* [Work instructions]:
Collect each line of the entries that holds the string "category".

Stored data entries:
** start **

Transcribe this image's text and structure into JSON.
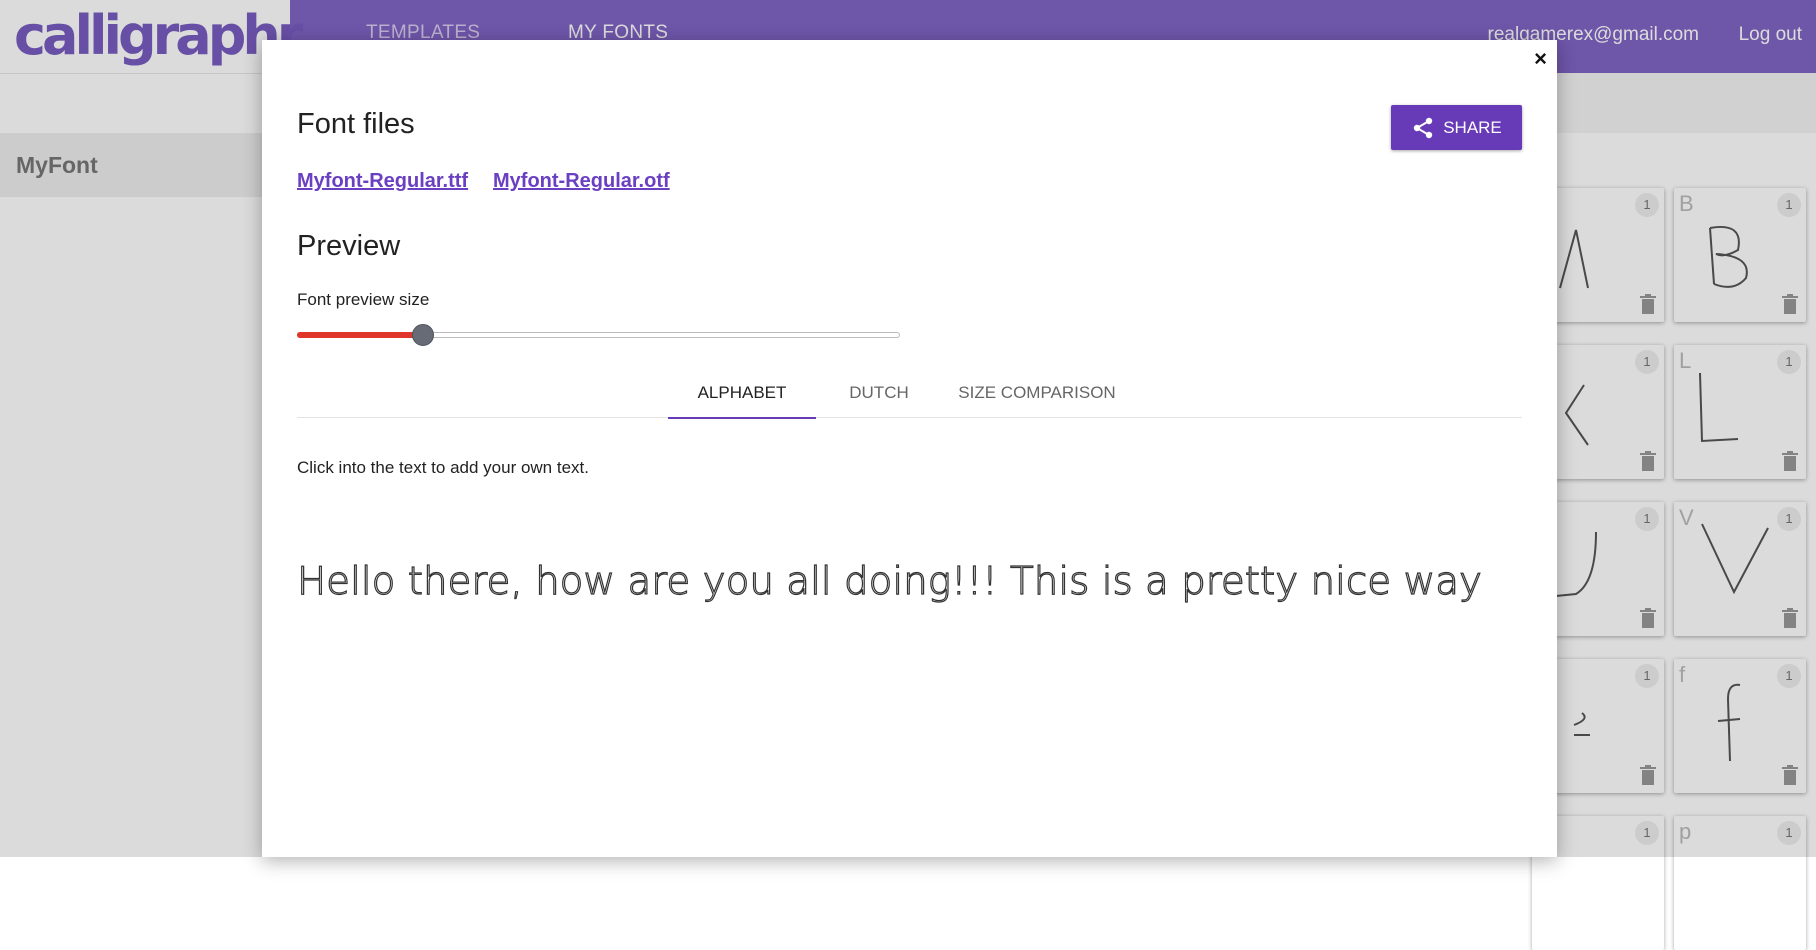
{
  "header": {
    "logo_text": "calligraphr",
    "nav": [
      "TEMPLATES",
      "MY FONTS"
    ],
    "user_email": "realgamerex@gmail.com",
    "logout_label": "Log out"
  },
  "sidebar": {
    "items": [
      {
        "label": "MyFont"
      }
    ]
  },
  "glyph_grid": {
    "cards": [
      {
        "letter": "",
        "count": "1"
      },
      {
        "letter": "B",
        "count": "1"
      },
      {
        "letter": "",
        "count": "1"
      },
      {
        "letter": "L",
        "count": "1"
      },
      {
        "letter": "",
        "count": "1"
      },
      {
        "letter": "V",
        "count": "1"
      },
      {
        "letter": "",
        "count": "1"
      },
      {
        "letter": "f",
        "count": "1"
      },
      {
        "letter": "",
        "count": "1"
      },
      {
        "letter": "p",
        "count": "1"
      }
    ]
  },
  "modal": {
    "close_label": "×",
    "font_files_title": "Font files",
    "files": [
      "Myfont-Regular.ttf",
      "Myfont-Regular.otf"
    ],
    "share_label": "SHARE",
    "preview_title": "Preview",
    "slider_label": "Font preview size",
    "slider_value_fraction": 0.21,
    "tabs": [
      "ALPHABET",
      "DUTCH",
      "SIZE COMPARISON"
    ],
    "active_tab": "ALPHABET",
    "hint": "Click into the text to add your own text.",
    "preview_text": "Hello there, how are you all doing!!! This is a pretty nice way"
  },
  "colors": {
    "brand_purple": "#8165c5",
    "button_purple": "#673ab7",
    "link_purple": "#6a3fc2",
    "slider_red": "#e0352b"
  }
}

** end **
** start **

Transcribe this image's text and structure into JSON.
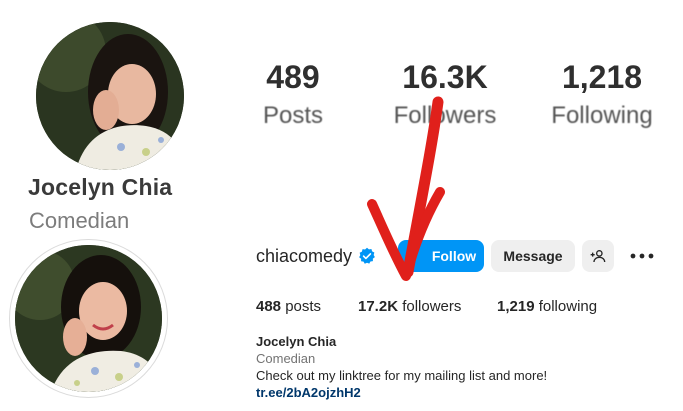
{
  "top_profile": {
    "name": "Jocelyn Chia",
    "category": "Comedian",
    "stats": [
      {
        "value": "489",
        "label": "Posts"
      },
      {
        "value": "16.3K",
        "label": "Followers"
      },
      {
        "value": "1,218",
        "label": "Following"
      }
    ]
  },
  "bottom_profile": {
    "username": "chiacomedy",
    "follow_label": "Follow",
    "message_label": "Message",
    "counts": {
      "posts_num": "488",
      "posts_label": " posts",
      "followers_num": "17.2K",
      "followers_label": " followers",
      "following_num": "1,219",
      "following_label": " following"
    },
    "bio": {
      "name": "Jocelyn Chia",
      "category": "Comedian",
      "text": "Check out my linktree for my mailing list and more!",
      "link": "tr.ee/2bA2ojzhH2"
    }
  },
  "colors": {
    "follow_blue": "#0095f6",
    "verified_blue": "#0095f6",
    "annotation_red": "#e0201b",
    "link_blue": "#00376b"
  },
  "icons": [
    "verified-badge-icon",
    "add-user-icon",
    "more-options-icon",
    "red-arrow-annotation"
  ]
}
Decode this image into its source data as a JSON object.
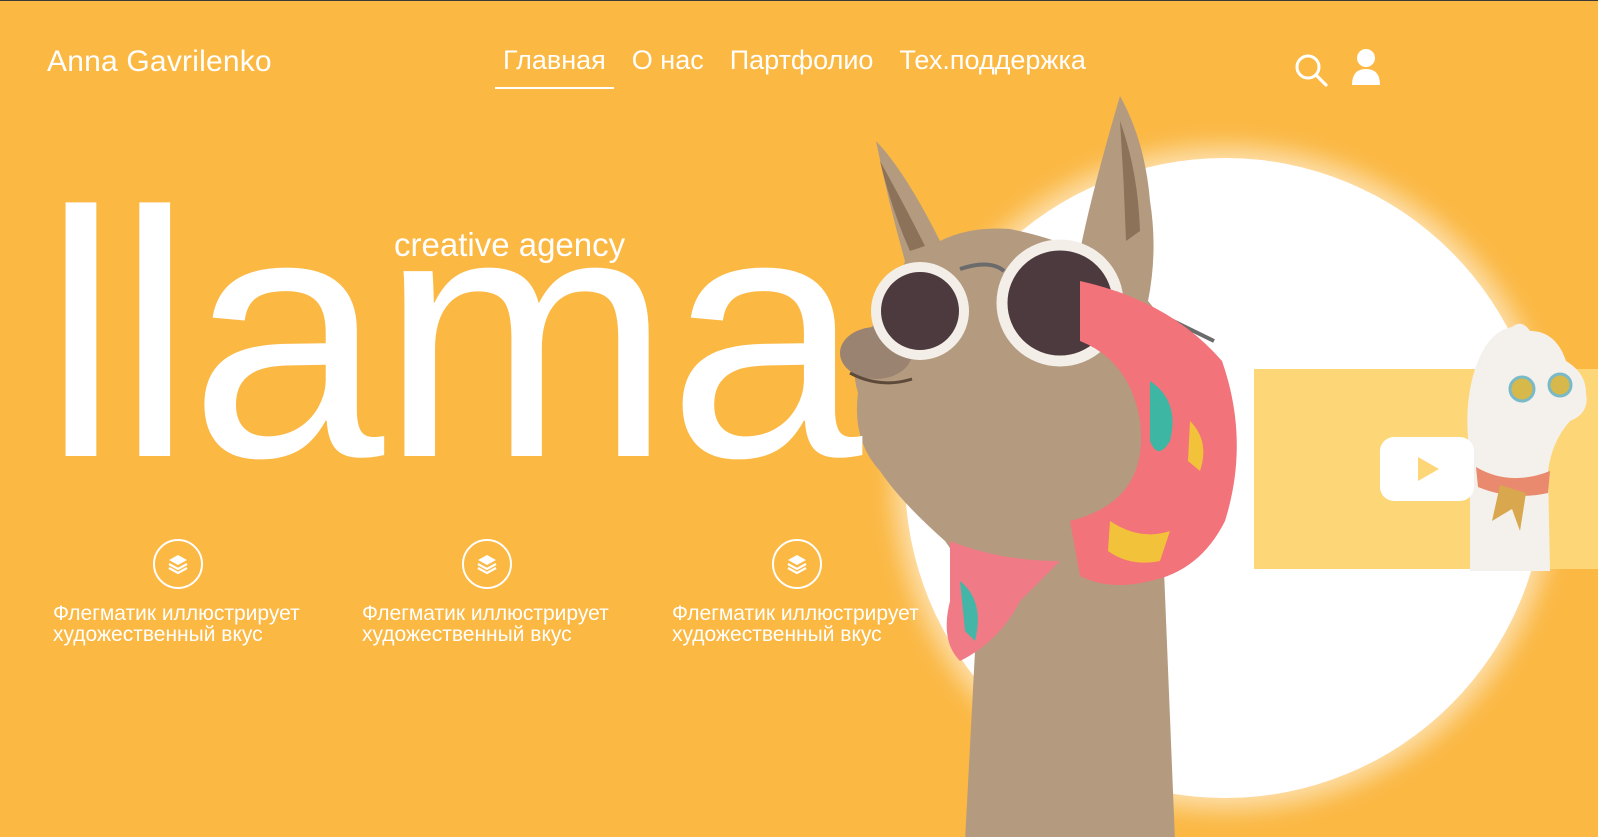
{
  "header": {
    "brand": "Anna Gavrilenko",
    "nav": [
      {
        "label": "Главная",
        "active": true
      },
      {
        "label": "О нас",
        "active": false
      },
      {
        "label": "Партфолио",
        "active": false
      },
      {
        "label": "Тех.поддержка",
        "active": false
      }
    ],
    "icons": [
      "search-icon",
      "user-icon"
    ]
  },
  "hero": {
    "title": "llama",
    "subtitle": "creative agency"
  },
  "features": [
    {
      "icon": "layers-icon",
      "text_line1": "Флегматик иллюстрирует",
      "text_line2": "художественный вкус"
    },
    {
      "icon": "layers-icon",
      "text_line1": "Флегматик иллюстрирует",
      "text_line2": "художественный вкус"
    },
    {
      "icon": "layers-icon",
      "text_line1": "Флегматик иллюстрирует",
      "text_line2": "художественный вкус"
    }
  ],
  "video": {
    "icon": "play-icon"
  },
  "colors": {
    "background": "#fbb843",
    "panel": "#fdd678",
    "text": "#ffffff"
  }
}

** end **

* [Problem solution]:
    "category": "Comedian",
      "category": "Comedian",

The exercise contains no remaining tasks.